WHAT NEEDS TO BE DONE:
Give the listing again in full, exactly as written.

MATERIAL FOR THIS EXERCISE:
▬▬▬▬▬▬
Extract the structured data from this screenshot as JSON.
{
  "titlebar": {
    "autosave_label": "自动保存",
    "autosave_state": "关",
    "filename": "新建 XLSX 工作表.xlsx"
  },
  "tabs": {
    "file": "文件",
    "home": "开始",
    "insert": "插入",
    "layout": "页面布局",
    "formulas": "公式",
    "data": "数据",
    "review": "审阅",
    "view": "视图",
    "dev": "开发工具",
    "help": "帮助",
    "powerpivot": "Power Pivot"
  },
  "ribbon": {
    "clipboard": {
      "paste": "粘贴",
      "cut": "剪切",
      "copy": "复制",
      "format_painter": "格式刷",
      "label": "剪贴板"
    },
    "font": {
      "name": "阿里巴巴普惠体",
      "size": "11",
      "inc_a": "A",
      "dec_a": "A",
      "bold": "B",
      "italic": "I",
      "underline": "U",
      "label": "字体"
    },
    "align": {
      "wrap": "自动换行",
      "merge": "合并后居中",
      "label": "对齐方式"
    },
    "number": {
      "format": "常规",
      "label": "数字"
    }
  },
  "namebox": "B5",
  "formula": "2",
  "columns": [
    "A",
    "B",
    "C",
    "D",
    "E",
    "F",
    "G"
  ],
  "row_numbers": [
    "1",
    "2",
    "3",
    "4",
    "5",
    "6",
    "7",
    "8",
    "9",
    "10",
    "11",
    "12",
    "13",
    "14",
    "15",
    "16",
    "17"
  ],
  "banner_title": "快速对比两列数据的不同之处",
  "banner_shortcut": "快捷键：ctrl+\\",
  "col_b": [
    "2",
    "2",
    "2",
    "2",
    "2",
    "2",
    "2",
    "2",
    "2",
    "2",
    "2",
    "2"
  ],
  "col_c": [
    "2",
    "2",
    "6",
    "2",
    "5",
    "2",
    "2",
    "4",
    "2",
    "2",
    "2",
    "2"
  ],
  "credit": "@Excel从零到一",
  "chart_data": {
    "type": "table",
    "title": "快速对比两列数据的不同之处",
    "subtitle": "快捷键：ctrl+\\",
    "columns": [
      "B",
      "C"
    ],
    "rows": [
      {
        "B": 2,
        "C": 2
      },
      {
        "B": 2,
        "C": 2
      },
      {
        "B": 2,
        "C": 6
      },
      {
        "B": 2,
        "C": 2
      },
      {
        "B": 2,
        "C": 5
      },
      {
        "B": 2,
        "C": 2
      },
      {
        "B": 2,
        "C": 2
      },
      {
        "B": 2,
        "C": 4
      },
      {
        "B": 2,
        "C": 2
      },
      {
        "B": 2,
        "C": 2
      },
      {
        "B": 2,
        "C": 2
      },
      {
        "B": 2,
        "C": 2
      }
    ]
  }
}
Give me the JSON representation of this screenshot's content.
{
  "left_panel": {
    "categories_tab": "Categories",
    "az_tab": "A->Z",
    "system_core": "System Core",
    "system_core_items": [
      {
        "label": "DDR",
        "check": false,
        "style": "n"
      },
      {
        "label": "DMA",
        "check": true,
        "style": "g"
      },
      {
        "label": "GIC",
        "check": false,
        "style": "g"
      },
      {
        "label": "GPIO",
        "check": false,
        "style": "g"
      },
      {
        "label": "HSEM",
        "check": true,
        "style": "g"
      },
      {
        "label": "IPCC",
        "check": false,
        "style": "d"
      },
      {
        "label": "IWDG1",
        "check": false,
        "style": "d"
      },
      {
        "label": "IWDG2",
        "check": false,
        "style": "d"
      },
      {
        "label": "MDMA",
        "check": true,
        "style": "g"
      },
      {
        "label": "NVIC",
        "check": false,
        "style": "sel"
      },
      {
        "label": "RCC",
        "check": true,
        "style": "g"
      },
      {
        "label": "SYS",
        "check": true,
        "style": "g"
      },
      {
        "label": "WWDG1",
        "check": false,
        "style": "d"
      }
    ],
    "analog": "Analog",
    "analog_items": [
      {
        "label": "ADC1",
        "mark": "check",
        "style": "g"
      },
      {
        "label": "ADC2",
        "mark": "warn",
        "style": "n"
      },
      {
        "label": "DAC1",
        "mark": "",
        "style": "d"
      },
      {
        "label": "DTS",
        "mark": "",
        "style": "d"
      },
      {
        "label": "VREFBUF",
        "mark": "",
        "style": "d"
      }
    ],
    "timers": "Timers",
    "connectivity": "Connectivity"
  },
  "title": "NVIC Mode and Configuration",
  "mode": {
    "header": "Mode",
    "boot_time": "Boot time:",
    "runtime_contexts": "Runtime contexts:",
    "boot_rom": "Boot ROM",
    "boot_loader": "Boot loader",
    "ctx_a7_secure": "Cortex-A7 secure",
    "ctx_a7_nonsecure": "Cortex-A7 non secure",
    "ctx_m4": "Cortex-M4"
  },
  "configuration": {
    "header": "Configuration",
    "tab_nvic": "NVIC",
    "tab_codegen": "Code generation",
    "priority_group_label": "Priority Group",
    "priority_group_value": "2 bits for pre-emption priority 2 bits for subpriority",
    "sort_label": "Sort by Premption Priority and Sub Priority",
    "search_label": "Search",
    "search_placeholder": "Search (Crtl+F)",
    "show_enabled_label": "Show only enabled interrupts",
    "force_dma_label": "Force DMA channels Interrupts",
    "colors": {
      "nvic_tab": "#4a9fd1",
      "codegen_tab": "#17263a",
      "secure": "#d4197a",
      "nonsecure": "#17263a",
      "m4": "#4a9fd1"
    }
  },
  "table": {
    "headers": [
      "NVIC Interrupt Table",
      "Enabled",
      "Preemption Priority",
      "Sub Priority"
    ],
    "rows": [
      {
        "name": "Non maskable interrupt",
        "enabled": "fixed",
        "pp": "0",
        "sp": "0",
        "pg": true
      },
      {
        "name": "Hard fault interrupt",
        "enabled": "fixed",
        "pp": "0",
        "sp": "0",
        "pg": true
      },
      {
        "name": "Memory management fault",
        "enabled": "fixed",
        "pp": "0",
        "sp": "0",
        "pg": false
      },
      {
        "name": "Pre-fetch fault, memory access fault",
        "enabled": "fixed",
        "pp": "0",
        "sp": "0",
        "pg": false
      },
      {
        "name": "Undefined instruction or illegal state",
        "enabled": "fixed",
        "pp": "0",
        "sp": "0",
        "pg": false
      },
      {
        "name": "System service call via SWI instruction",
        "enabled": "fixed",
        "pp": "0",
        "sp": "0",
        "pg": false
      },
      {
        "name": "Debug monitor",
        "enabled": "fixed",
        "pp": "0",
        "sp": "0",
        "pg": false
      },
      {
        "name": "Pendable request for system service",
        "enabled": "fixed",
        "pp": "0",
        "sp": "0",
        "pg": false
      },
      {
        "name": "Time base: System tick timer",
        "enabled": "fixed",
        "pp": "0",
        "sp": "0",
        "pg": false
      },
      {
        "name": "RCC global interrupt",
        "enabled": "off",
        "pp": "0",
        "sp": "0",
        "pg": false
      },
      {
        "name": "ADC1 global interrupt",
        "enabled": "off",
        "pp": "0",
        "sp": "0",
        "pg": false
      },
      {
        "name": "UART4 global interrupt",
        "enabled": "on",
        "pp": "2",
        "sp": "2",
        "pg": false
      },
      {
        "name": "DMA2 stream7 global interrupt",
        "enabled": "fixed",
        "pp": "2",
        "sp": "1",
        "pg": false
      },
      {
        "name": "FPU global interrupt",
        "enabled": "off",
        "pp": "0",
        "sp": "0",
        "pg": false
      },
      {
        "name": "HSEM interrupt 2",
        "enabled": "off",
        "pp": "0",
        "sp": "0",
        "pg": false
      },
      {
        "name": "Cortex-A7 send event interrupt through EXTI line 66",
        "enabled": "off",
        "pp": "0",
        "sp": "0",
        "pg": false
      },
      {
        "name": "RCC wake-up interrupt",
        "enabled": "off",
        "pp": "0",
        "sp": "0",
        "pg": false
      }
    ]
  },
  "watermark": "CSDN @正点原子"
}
▬▬▬▬▬▬
TASK SOLUTION:
Extract the structured data from this screenshot as JSON.
{
  "titlebar": {
    "autosave_label": "自动保存",
    "autosave_state": "关",
    "filename": "新建 XLSX 工作表.xlsx"
  },
  "tabs": {
    "file": "文件",
    "home": "开始",
    "insert": "插入",
    "layout": "页面布局",
    "formulas": "公式",
    "data": "数据",
    "review": "审阅",
    "view": "视图",
    "dev": "开发工具",
    "help": "帮助",
    "powerpivot": "Power Pivot"
  },
  "ribbon": {
    "clipboard": {
      "paste": "粘贴",
      "cut": "剪切",
      "copy": "复制",
      "format_painter": "格式刷",
      "label": "剪贴板"
    },
    "font": {
      "name": "阿里巴巴普惠体",
      "size": "11",
      "inc_a": "A",
      "dec_a": "A",
      "bold": "B",
      "italic": "I",
      "underline": "U",
      "label": "字体"
    },
    "align": {
      "wrap": "自动换行",
      "merge": "合并后居中",
      "label": "对齐方式"
    },
    "number": {
      "format": "常规",
      "label": "数字"
    }
  },
  "namebox": "B5",
  "formula": "2",
  "columns": [
    "A",
    "B",
    "C",
    "D",
    "E",
    "F",
    "G"
  ],
  "row_numbers": [
    "1",
    "2",
    "3",
    "4",
    "5",
    "6",
    "7",
    "8",
    "9",
    "10",
    "11",
    "12",
    "13",
    "14",
    "15",
    "16",
    "17"
  ],
  "banner_title": "快速对比两列数据的不同之处",
  "banner_shortcut": "快捷键：ctrl+\\",
  "col_b": [
    "2",
    "2",
    "2",
    "2",
    "2",
    "2",
    "2",
    "2",
    "2",
    "2",
    "2",
    "2"
  ],
  "col_c": [
    "2",
    "2",
    "6",
    "2",
    "5",
    "2",
    "2",
    "4",
    "2",
    "2",
    "2",
    "2"
  ],
  "credit": "@Excel从零到一",
  "chart_data": {
    "type": "table",
    "title": "快速对比两列数据的不同之处",
    "subtitle": "快捷键：ctrl+\\",
    "columns": [
      "B",
      "C"
    ],
    "rows": [
      {
        "B": 2,
        "C": 2
      },
      {
        "B": 2,
        "C": 2
      },
      {
        "B": 2,
        "C": 6
      },
      {
        "B": 2,
        "C": 2
      },
      {
        "B": 2,
        "C": 5
      },
      {
        "B": 2,
        "C": 2
      },
      {
        "B": 2,
        "C": 2
      },
      {
        "B": 2,
        "C": 4
      },
      {
        "B": 2,
        "C": 2
      },
      {
        "B": 2,
        "C": 2
      },
      {
        "B": 2,
        "C": 2
      },
      {
        "B": 2,
        "C": 2
      }
    ]
  }
}
Give me the JSON representation of this screenshot's content.
{
  "left_panel": {
    "categories_tab": "Categories",
    "az_tab": "A->Z",
    "system_core": "System Core",
    "system_core_items": [
      {
        "label": "DDR",
        "check": false,
        "style": "n"
      },
      {
        "label": "DMA",
        "check": true,
        "style": "g"
      },
      {
        "label": "GIC",
        "check": false,
        "style": "g"
      },
      {
        "label": "GPIO",
        "check": false,
        "style": "g"
      },
      {
        "label": "HSEM",
        "check": true,
        "style": "g"
      },
      {
        "label": "IPCC",
        "check": false,
        "style": "d"
      },
      {
        "label": "IWDG1",
        "check": false,
        "style": "d"
      },
      {
        "label": "IWDG2",
        "check": false,
        "style": "d"
      },
      {
        "label": "MDMA",
        "check": true,
        "style": "g"
      },
      {
        "label": "NVIC",
        "check": false,
        "style": "sel"
      },
      {
        "label": "RCC",
        "check": true,
        "style": "g"
      },
      {
        "label": "SYS",
        "check": true,
        "style": "g"
      },
      {
        "label": "WWDG1",
        "check": false,
        "style": "d"
      }
    ],
    "analog": "Analog",
    "analog_items": [
      {
        "label": "ADC1",
        "mark": "check",
        "style": "g"
      },
      {
        "label": "ADC2",
        "mark": "warn",
        "style": "n"
      },
      {
        "label": "DAC1",
        "mark": "",
        "style": "d"
      },
      {
        "label": "DTS",
        "mark": "",
        "style": "d"
      },
      {
        "label": "VREFBUF",
        "mark": "",
        "style": "d"
      }
    ],
    "timers": "Timers",
    "connectivity": "Connectivity"
  },
  "title": "NVIC Mode and Configuration",
  "mode": {
    "header": "Mode",
    "boot_time": "Boot time:",
    "runtime_contexts": "Runtime contexts:",
    "boot_rom": "Boot ROM",
    "boot_loader": "Boot loader",
    "ctx_a7_secure": "Cortex-A7 secure",
    "ctx_a7_nonsecure": "Cortex-A7 non secure",
    "ctx_m4": "Cortex-M4"
  },
  "configuration": {
    "header": "Configuration",
    "tab_nvic": "NVIC",
    "tab_codegen": "Code generation",
    "priority_group_label": "Priority Group",
    "priority_group_value": "2 bits for pre-emption priority 2 bits for subpriority",
    "sort_label": "Sort by Premption Priority and Sub Priority",
    "search_label": "Search",
    "search_placeholder": "Search (Crtl+F)",
    "show_enabled_label": "Show only enabled interrupts",
    "force_dma_label": "Force DMA channels Interrupts",
    "colors": {
      "nvic_tab": "#4a9fd1",
      "codegen_tab": "#17263a",
      "secure": "#d4197a",
      "nonsecure": "#17263a",
      "m4": "#4a9fd1"
    }
  },
  "table": {
    "headers": [
      "NVIC Interrupt Table",
      "Enabled",
      "Preemption Priority",
      "Sub Priority"
    ],
    "rows": [
      {
        "name": "Non maskable interrupt",
        "enabled": "fixed",
        "pp": "0",
        "sp": "0",
        "pg": true
      },
      {
        "name": "Hard fault interrupt",
        "enabled": "fixed",
        "pp": "0",
        "sp": "0",
        "pg": true
      },
      {
        "name": "Memory management fault",
        "enabled": "fixed",
        "pp": "0",
        "sp": "0",
        "pg": false
      },
      {
        "name": "Pre-fetch fault, memory access fault",
        "enabled": "fixed",
        "pp": "0",
        "sp": "0",
        "pg": false
      },
      {
        "name": "Undefined instruction or illegal state",
        "enabled": "fixed",
        "pp": "0",
        "sp": "0",
        "pg": false
      },
      {
        "name": "System service call via SWI instruction",
        "enabled": "fixed",
        "pp": "0",
        "sp": "0",
        "pg": false
      },
      {
        "name": "Debug monitor",
        "enabled": "fixed",
        "pp": "0",
        "sp": "0",
        "pg": false
      },
      {
        "name": "Pendable request for system service",
        "enabled": "fixed",
        "pp": "0",
        "sp": "0",
        "pg": false
      },
      {
        "name": "Time base: System tick timer",
        "enabled": "fixed",
        "pp": "0",
        "sp": "0",
        "pg": false
      },
      {
        "name": "RCC global interrupt",
        "enabled": "off",
        "pp": "0",
        "sp": "0",
        "pg": false
      },
      {
        "name": "ADC1 global interrupt",
        "enabled": "off",
        "pp": "0",
        "sp": "0",
        "pg": false
      },
      {
        "name": "UART4 global interrupt",
        "enabled": "on",
        "pp": "2",
        "sp": "2",
        "pg": false
      },
      {
        "name": "DMA2 stream7 global interrupt",
        "enabled": "fixed",
        "pp": "2",
        "sp": "1",
        "pg": false
      },
      {
        "name": "FPU global interrupt",
        "enabled": "off",
        "pp": "0",
        "sp": "0",
        "pg": false
      },
      {
        "name": "HSEM interrupt 2",
        "enabled": "off",
        "pp": "0",
        "sp": "0",
        "pg": false
      },
      {
        "name": "Cortex-A7 send event interrupt through EXTI line 66",
        "enabled": "off",
        "pp": "0",
        "sp": "0",
        "pg": false
      },
      {
        "name": "RCC wake-up interrupt",
        "enabled": "off",
        "pp": "0",
        "sp": "0",
        "pg": false
      }
    ]
  },
  "watermark": "CSDN @正点原子"
}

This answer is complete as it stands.